* DIRECTIONS FOR THIS TASK *
Could you extract every entry below and reproduce it exactly?

* PROVIDED DATA *
-*-

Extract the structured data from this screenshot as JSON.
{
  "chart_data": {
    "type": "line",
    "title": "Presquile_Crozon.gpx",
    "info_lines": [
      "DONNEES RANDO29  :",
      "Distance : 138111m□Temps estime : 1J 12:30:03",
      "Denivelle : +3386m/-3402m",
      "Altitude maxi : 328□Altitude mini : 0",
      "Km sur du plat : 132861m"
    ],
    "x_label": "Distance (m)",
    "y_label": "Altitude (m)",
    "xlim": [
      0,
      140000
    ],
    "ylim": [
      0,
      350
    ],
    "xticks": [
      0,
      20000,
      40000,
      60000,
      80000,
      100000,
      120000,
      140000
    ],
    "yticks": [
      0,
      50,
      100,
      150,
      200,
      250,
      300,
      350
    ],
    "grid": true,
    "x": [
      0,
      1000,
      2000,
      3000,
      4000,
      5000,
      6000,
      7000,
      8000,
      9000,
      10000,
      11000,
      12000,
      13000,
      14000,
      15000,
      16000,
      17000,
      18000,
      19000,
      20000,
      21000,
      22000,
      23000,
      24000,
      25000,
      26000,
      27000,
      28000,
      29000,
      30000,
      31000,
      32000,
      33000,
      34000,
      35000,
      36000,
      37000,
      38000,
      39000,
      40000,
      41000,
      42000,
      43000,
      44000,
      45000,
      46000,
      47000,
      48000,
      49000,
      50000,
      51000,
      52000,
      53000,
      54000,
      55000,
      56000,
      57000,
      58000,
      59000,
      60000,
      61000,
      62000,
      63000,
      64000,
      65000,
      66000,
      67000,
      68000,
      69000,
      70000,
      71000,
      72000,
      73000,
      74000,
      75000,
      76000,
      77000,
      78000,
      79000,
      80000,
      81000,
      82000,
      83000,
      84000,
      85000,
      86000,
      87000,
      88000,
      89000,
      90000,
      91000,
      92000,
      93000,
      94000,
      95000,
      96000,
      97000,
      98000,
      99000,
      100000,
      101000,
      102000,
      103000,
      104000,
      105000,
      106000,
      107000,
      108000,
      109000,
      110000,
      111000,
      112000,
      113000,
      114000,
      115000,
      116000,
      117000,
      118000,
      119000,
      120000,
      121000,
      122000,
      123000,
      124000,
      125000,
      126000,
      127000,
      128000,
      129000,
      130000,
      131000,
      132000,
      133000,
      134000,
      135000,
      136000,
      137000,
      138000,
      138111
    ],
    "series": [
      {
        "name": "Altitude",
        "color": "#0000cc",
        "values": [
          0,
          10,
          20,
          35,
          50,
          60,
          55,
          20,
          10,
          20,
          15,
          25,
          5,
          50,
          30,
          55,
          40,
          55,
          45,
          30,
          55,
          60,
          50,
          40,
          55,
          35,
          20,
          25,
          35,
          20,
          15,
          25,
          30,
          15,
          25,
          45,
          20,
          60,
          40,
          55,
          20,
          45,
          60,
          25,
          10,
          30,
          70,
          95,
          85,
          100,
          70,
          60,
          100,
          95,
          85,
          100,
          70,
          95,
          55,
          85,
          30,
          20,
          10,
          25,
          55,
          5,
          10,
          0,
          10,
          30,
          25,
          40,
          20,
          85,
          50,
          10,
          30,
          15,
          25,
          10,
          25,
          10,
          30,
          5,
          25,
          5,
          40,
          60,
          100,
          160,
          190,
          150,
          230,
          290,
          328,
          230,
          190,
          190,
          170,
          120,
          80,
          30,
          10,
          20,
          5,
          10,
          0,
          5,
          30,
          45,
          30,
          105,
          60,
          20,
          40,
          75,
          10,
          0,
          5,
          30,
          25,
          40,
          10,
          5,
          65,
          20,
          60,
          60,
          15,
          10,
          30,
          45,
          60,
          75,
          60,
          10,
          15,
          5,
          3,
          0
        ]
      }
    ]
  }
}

-*-

* COMPLETE ANSWER *
Extract the structured data from this screenshot as JSON.
{
  "chart_data": {
    "type": "line",
    "title": "Presquile_Crozon.gpx",
    "info_lines": [
      "DONNEES RANDO29  :",
      "Distance : 138111m□Temps estime : 1J 12:30:03",
      "Denivelle : +3386m/-3402m",
      "Altitude maxi : 328□Altitude mini : 0",
      "Km sur du plat : 132861m"
    ],
    "x_label": "Distance (m)",
    "y_label": "Altitude (m)",
    "xlim": [
      0,
      140000
    ],
    "ylim": [
      0,
      350
    ],
    "xticks": [
      0,
      20000,
      40000,
      60000,
      80000,
      100000,
      120000,
      140000
    ],
    "yticks": [
      0,
      50,
      100,
      150,
      200,
      250,
      300,
      350
    ],
    "grid": true,
    "x": [
      0,
      1000,
      2000,
      3000,
      4000,
      5000,
      6000,
      7000,
      8000,
      9000,
      10000,
      11000,
      12000,
      13000,
      14000,
      15000,
      16000,
      17000,
      18000,
      19000,
      20000,
      21000,
      22000,
      23000,
      24000,
      25000,
      26000,
      27000,
      28000,
      29000,
      30000,
      31000,
      32000,
      33000,
      34000,
      35000,
      36000,
      37000,
      38000,
      39000,
      40000,
      41000,
      42000,
      43000,
      44000,
      45000,
      46000,
      47000,
      48000,
      49000,
      50000,
      51000,
      52000,
      53000,
      54000,
      55000,
      56000,
      57000,
      58000,
      59000,
      60000,
      61000,
      62000,
      63000,
      64000,
      65000,
      66000,
      67000,
      68000,
      69000,
      70000,
      71000,
      72000,
      73000,
      74000,
      75000,
      76000,
      77000,
      78000,
      79000,
      80000,
      81000,
      82000,
      83000,
      84000,
      85000,
      86000,
      87000,
      88000,
      89000,
      90000,
      91000,
      92000,
      93000,
      94000,
      95000,
      96000,
      97000,
      98000,
      99000,
      100000,
      101000,
      102000,
      103000,
      104000,
      105000,
      106000,
      107000,
      108000,
      109000,
      110000,
      111000,
      112000,
      113000,
      114000,
      115000,
      116000,
      117000,
      118000,
      119000,
      120000,
      121000,
      122000,
      123000,
      124000,
      125000,
      126000,
      127000,
      128000,
      129000,
      130000,
      131000,
      132000,
      133000,
      134000,
      135000,
      136000,
      137000,
      138000,
      138111
    ],
    "series": [
      {
        "name": "Altitude",
        "color": "#0000cc",
        "values": [
          0,
          10,
          20,
          35,
          50,
          60,
          55,
          20,
          10,
          20,
          15,
          25,
          5,
          50,
          30,
          55,
          40,
          55,
          45,
          30,
          55,
          60,
          50,
          40,
          55,
          35,
          20,
          25,
          35,
          20,
          15,
          25,
          30,
          15,
          25,
          45,
          20,
          60,
          40,
          55,
          20,
          45,
          60,
          25,
          10,
          30,
          70,
          95,
          85,
          100,
          70,
          60,
          100,
          95,
          85,
          100,
          70,
          95,
          55,
          85,
          30,
          20,
          10,
          25,
          55,
          5,
          10,
          0,
          10,
          30,
          25,
          40,
          20,
          85,
          50,
          10,
          30,
          15,
          25,
          10,
          25,
          10,
          30,
          5,
          25,
          5,
          40,
          60,
          100,
          160,
          190,
          150,
          230,
          290,
          328,
          230,
          190,
          190,
          170,
          120,
          80,
          30,
          10,
          20,
          5,
          10,
          0,
          5,
          30,
          45,
          30,
          105,
          60,
          20,
          40,
          75,
          10,
          0,
          5,
          30,
          25,
          40,
          10,
          5,
          65,
          20,
          60,
          60,
          15,
          10,
          30,
          45,
          60,
          75,
          60,
          10,
          15,
          5,
          3,
          0
        ]
      }
    ]
  }
}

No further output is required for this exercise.